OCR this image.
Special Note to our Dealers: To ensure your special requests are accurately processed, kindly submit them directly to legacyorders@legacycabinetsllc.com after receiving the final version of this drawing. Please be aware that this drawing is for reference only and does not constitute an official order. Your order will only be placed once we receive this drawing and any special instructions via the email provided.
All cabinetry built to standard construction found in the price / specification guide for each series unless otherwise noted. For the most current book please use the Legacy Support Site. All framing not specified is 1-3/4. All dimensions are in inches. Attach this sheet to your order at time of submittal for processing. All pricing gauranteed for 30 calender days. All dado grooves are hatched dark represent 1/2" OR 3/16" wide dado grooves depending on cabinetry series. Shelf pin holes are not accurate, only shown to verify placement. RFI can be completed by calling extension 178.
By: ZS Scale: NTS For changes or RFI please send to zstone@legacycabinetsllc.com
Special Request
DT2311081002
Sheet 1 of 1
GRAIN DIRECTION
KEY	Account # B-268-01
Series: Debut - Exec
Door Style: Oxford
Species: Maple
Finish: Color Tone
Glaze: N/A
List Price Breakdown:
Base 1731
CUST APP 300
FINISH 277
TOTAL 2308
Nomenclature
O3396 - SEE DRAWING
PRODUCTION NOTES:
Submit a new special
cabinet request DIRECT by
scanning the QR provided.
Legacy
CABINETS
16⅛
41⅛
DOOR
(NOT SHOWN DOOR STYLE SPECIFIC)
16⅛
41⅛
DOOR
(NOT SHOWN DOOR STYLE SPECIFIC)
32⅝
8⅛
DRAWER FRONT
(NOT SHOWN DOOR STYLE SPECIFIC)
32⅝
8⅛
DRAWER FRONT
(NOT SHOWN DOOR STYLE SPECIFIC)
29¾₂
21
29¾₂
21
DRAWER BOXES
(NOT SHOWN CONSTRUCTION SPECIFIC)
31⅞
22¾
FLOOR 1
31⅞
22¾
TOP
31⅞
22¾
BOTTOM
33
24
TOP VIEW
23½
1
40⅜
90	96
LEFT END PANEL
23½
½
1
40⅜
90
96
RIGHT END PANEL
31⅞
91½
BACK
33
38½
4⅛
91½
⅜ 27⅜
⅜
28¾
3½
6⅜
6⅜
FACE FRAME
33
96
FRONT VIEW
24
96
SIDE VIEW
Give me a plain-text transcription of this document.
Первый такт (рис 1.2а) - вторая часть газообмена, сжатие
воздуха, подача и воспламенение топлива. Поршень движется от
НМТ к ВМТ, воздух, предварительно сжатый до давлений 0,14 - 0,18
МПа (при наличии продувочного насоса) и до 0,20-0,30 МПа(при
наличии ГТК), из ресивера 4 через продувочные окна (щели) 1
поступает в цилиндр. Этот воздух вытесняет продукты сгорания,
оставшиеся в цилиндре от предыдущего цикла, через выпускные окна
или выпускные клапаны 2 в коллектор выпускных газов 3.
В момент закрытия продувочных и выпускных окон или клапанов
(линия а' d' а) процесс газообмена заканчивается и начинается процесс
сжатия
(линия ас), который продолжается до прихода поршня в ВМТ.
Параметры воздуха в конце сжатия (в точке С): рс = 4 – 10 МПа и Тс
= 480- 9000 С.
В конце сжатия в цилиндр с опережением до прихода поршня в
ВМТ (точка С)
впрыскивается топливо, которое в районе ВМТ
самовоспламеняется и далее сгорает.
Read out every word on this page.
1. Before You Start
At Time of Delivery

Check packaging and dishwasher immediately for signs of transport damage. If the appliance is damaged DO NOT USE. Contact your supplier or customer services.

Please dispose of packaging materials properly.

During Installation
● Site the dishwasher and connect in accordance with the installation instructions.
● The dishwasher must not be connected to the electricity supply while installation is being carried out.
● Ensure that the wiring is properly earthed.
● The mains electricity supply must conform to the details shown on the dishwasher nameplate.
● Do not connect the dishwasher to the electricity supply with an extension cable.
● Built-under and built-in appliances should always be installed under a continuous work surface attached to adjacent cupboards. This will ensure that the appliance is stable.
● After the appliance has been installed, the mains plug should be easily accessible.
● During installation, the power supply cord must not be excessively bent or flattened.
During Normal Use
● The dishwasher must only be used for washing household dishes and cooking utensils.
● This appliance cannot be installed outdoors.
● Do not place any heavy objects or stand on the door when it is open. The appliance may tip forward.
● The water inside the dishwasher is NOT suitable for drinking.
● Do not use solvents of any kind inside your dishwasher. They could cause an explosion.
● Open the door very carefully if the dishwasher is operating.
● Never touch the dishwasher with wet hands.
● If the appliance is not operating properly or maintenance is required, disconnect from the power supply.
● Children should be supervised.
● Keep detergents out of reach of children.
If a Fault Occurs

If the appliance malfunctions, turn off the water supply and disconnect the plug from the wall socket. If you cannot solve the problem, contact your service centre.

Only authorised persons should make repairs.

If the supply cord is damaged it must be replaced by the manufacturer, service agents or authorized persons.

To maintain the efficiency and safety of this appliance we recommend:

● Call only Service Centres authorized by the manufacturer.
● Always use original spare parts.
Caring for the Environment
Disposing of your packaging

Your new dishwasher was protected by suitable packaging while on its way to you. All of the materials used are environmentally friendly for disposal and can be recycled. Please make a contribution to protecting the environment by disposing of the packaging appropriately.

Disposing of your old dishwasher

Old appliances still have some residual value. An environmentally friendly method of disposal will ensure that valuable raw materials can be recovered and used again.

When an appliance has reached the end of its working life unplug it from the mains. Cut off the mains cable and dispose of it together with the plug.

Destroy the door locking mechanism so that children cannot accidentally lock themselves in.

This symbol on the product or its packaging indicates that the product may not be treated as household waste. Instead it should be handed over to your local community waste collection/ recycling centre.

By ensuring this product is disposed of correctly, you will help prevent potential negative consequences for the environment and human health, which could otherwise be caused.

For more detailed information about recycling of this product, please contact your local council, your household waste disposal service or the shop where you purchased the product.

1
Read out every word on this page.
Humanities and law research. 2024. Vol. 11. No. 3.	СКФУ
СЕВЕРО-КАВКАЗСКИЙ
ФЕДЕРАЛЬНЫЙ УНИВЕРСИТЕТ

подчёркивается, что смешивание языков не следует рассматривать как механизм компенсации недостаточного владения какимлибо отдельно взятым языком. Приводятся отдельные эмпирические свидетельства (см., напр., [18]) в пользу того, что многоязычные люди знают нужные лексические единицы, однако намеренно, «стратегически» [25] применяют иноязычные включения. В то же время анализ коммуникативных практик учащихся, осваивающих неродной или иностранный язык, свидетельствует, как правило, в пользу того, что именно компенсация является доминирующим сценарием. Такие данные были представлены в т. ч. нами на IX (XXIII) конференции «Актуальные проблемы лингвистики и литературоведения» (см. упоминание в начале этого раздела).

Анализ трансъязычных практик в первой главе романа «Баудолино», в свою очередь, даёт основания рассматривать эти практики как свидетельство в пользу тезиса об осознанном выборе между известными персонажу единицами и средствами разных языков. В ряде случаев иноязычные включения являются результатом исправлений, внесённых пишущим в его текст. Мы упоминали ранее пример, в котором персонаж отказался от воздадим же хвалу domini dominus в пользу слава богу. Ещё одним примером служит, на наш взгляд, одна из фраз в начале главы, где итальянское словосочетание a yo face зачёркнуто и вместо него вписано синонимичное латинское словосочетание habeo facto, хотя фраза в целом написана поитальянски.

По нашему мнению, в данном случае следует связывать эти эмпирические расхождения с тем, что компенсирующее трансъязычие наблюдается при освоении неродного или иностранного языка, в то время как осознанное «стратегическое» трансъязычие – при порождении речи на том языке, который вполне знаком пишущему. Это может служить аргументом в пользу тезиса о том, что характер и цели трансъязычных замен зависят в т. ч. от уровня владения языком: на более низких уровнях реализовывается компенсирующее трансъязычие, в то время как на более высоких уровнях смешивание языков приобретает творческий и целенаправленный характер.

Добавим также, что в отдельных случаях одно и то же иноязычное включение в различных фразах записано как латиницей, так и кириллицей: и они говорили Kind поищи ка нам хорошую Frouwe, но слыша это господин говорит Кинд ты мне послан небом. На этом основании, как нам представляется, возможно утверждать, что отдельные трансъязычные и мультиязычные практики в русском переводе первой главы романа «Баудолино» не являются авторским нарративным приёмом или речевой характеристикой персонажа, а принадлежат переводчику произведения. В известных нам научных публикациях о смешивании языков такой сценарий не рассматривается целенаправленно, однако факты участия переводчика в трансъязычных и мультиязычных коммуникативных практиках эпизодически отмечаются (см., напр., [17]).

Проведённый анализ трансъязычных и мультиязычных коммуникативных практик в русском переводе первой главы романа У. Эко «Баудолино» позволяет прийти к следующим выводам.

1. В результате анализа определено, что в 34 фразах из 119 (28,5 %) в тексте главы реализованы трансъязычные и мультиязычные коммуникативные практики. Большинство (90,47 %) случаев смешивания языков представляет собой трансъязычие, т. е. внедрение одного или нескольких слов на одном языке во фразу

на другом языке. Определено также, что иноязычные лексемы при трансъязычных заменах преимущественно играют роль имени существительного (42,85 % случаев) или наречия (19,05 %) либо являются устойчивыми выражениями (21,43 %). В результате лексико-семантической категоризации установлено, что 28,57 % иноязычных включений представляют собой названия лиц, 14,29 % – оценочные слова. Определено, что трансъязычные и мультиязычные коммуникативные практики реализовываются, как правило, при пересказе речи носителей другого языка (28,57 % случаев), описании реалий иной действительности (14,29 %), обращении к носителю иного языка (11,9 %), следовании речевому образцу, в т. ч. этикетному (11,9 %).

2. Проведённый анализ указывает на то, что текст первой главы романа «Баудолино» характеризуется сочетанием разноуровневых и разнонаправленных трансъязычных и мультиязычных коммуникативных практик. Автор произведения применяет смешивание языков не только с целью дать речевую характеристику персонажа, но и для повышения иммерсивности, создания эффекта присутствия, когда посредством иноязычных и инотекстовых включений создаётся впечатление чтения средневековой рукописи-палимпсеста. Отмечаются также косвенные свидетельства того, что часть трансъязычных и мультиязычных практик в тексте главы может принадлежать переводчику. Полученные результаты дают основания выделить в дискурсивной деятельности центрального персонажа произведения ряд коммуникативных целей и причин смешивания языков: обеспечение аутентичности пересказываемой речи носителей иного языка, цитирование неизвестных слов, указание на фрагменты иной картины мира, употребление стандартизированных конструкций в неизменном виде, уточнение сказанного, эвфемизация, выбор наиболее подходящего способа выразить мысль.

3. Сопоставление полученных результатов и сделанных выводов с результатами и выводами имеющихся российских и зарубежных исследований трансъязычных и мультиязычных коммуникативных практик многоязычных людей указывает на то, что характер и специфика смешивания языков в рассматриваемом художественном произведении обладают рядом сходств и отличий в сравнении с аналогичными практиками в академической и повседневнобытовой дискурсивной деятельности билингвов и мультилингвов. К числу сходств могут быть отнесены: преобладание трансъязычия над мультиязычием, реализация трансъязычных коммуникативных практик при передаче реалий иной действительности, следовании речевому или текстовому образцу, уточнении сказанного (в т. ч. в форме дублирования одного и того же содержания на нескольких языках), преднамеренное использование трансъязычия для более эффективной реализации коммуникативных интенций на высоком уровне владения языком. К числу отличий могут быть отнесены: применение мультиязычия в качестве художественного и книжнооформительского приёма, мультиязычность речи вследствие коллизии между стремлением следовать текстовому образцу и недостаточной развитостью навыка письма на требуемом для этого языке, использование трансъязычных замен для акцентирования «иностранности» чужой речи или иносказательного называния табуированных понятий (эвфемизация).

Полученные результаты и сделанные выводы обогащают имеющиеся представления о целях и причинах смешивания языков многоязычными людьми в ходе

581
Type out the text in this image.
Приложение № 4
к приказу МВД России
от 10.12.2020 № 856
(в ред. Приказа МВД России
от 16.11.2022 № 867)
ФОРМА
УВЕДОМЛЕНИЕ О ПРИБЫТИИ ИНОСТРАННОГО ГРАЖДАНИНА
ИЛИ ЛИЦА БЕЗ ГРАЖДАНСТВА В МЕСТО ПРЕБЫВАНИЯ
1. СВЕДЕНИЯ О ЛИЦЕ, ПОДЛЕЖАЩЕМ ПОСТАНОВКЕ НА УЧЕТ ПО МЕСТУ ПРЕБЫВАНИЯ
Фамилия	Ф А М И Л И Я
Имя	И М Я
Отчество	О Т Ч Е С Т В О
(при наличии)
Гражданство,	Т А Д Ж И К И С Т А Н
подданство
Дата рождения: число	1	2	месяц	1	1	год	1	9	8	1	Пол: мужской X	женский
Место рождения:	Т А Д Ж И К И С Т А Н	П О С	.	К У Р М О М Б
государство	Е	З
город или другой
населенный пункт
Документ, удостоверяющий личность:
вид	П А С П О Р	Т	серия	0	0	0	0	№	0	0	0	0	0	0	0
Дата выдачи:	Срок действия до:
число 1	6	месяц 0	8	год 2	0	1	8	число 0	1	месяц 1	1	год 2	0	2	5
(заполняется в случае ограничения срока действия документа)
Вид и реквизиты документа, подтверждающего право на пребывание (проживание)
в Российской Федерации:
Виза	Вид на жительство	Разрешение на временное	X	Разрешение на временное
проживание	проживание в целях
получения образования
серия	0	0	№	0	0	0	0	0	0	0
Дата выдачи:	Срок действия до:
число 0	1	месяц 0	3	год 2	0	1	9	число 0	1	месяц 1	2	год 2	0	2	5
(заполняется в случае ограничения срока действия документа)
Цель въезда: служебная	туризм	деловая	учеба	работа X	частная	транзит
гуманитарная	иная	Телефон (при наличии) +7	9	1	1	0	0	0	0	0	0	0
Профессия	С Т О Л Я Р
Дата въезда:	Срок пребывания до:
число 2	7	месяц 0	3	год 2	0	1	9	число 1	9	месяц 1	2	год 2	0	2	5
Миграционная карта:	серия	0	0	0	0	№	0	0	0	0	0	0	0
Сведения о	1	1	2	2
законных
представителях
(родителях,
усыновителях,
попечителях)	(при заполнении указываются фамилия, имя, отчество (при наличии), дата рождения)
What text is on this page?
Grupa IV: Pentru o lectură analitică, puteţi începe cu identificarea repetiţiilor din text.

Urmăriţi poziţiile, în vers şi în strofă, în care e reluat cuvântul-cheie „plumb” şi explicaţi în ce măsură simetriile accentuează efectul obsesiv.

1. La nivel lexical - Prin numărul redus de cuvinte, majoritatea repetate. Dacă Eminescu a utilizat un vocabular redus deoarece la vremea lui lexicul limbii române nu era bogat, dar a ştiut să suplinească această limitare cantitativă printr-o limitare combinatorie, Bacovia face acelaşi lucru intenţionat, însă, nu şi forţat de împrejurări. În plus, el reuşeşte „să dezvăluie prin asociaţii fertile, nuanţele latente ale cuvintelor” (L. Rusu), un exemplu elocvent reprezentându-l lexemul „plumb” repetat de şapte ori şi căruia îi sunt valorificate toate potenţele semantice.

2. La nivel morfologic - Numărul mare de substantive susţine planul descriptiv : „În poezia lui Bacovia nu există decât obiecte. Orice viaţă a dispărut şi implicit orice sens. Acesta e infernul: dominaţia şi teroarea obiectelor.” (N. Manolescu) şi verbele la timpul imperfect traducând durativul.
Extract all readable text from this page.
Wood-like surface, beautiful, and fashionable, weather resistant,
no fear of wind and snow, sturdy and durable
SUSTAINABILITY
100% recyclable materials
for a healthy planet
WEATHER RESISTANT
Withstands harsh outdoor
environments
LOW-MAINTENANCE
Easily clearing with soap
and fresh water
------------------------------
● What the task requires
Copy each line of the listing that includes "make".

● Exercise response
Only authorised persons should make repairs.
Your new dishwasher was protected by suitable packaging while on its way to you. All of the materials used are environmentally friendly for disposal and can be recycled. Please make a contribution to protecting the environment by disposing of the packaging appropriately.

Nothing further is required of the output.